» Material to process
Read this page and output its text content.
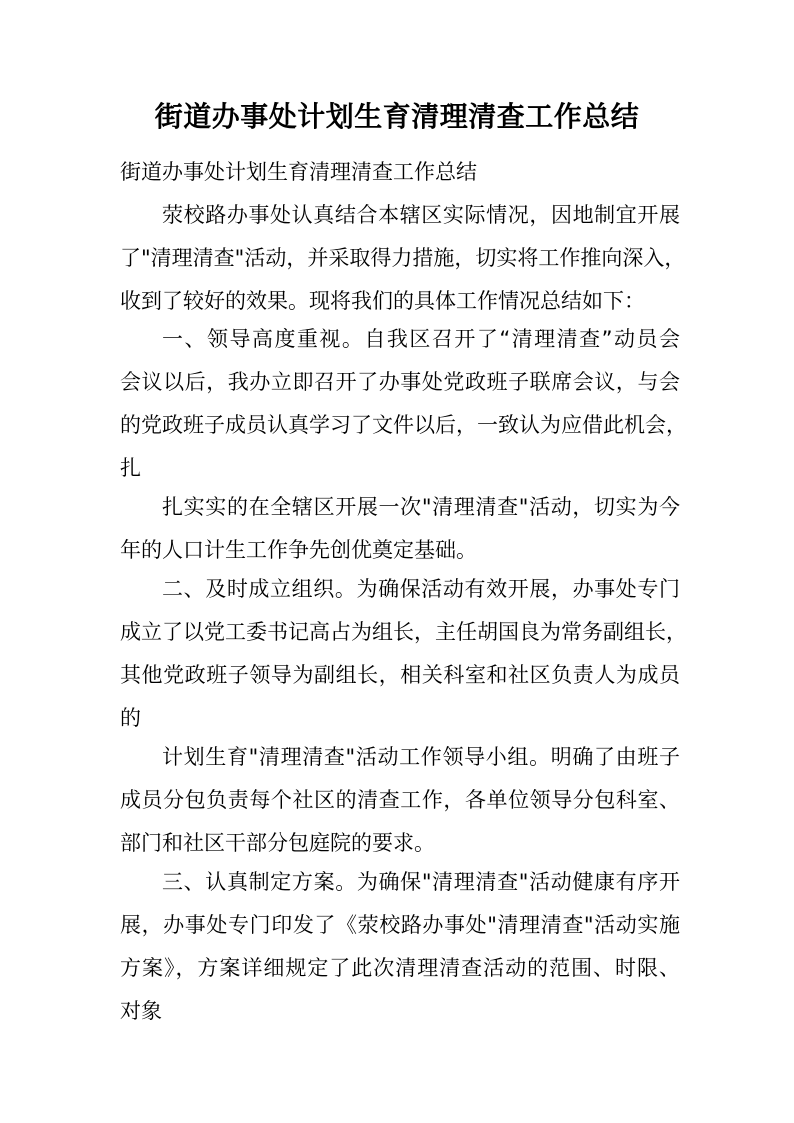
街道办事处计划生育清理清查工作总结
街道办事处计划生育清理清查工作总结
荥校路办事处认真结合本辖区实际情况，因地制宜开展
了"清理清查"活动，并采取得力措施，切实将工作推向深入，
收到了较好的效果。现将我们的具体工作情况总结如下：
一、领导高度重视。自我区召开了“清理清查”动员会
会议以后，我办立即召开了办事处党政班子联席会议，与会
的党政班子成员认真学习了文件以后，一致认为应借此机会，
扎
扎实实的在全辖区开展一次"清理清查"活动，切实为今
年的人口计生工作争先创优奠定基础。
二、及时成立组织。为确保活动有效开展，办事处专门
成立了以党工委书记高占为组长，主任胡国良为常务副组长，
其他党政班子领导为副组长，相关科室和社区负责人为成员
的
计划生育"清理清查"活动工作领导小组。明确了由班子
成员分包负责每个社区的清查工作，各单位领导分包科室、
部门和社区干部分包庭院的要求。
三、认真制定方案。为确保"清理清查"活动健康有序开
展，办事处专门印发了《荥校路办事处"清理清查"活动实施
方案》，方案详细规定了此次清理清查活动的范围、时限、
对象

» Job
Images in the data above are to be skipped. Retype all other material exactly.

» Task output
Read this page and output its text content.
街道办事处计划生育清理清查工作总结
街道办事处计划生育清理清查工作总结
荥校路办事处认真结合本辖区实际情况，因地制宜开展
了"清理清查"活动，并采取得力措施，切实将工作推向深入，
收到了较好的效果。现将我们的具体工作情况总结如下：
一、领导高度重视。自我区召开了“清理清查”动员会
会议以后，我办立即召开了办事处党政班子联席会议，与会
的党政班子成员认真学习了文件以后，一致认为应借此机会，
扎
扎实实的在全辖区开展一次"清理清查"活动，切实为今
年的人口计生工作争先创优奠定基础。
二、及时成立组织。为确保活动有效开展，办事处专门
成立了以党工委书记高占为组长，主任胡国良为常务副组长，
其他党政班子领导为副组长，相关科室和社区负责人为成员
的
计划生育"清理清查"活动工作领导小组。明确了由班子
成员分包负责每个社区的清查工作，各单位领导分包科室、
部门和社区干部分包庭院的要求。
三、认真制定方案。为确保"清理清查"活动健康有序开
展，办事处专门印发了《荥校路办事处"清理清查"活动实施
方案》，方案详细规定了此次清理清查活动的范围、时限、
对象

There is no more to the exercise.